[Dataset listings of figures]

# # #

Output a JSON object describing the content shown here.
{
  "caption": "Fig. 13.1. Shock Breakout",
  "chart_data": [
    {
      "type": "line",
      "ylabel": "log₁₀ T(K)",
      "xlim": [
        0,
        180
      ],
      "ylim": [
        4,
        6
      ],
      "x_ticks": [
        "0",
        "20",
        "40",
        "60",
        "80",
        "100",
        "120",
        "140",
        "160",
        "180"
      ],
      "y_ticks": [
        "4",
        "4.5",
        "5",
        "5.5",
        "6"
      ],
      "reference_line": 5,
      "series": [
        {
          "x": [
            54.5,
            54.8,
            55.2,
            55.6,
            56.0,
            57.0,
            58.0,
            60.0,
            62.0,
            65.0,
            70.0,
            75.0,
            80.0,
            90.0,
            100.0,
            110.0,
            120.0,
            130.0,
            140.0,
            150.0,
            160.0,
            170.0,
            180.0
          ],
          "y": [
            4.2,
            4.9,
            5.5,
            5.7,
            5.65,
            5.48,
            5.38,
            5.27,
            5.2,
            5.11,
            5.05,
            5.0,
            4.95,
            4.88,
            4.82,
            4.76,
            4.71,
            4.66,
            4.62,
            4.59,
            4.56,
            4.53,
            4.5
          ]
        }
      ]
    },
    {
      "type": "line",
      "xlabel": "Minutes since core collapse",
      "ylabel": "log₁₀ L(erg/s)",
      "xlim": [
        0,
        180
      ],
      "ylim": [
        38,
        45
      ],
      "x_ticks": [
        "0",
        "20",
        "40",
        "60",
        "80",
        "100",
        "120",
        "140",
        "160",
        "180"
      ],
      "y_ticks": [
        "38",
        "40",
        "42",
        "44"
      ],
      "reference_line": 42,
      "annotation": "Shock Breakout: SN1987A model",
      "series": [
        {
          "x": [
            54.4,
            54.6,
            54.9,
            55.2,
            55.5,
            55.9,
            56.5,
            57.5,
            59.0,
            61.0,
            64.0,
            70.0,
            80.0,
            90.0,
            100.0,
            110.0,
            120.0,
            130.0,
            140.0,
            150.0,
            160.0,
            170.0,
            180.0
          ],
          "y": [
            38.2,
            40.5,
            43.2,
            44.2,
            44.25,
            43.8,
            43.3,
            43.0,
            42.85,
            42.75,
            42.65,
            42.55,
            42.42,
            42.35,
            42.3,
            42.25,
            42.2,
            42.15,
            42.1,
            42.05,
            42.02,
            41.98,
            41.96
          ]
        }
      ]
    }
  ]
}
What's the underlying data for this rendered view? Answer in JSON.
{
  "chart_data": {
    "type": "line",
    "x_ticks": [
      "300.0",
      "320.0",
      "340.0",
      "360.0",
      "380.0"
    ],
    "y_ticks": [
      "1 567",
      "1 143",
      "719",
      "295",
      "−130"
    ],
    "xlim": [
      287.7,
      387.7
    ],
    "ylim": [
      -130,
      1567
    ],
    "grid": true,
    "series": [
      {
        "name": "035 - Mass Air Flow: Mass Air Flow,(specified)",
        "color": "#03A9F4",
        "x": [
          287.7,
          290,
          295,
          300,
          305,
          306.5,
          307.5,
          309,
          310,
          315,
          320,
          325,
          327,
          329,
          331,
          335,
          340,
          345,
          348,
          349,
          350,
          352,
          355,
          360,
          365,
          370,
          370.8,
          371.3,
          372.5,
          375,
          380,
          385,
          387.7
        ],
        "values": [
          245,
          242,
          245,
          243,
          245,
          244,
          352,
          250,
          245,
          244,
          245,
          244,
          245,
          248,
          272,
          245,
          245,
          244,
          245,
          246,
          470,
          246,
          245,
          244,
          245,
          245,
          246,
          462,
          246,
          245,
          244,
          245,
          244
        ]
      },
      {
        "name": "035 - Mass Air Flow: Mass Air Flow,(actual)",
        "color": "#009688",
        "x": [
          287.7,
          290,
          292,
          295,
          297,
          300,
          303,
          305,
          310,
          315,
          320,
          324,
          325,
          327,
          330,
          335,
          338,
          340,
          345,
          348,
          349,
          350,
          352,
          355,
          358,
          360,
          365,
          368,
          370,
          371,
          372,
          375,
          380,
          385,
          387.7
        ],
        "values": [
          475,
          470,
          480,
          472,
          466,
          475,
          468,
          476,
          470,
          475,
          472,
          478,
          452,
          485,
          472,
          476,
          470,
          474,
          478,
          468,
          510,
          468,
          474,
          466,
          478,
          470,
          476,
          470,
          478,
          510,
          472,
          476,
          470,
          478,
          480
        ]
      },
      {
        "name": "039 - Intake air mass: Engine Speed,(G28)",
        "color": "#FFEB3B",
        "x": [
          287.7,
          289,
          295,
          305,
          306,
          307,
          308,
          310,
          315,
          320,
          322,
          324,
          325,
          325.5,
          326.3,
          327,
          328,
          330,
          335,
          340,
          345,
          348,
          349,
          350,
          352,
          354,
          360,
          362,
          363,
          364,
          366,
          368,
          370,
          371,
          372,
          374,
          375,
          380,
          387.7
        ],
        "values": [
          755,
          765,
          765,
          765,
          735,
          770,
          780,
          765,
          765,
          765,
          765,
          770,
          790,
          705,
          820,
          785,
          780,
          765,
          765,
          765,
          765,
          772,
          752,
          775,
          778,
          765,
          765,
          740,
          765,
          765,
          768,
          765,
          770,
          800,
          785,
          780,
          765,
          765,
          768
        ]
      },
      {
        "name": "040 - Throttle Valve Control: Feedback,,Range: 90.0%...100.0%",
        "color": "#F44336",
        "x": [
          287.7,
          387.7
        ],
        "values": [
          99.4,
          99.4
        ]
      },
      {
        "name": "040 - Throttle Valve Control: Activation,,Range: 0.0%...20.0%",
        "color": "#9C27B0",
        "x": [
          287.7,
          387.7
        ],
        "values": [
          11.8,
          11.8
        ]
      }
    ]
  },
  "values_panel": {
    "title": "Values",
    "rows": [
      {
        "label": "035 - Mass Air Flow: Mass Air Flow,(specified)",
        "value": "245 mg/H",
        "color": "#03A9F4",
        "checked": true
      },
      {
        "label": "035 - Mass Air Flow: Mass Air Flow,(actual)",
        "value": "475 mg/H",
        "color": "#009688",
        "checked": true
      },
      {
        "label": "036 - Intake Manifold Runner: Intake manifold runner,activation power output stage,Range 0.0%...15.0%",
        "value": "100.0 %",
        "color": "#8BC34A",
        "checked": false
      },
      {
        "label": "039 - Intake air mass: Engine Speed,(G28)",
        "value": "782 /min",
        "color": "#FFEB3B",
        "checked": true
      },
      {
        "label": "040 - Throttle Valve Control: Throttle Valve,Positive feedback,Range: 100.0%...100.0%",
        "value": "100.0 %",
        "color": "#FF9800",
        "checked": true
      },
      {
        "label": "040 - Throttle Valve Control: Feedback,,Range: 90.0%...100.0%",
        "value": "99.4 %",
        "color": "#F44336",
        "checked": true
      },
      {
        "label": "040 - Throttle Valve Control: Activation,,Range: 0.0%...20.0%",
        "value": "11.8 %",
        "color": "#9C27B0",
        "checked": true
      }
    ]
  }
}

# # #

Copy every line of the records above that contains "Valve".

__Exercise answer__.
        "name": "040 - Throttle Valve Control: Feedback,,Range: 90.0%...100.0%",
        "name": "040 - Throttle Valve Control: Activation,,Range: 0.0%...20.0%",
        "label": "040 - Throttle Valve Control: Throttle Valve,Positive feedback,Range: 100.0%...100.0%",
        "label": "040 - Throttle Valve Control: Feedback,,Range: 90.0%...100.0%",
        "label": "040 - Throttle Valve Control: Activation,,Range: 0.0%...20.0%",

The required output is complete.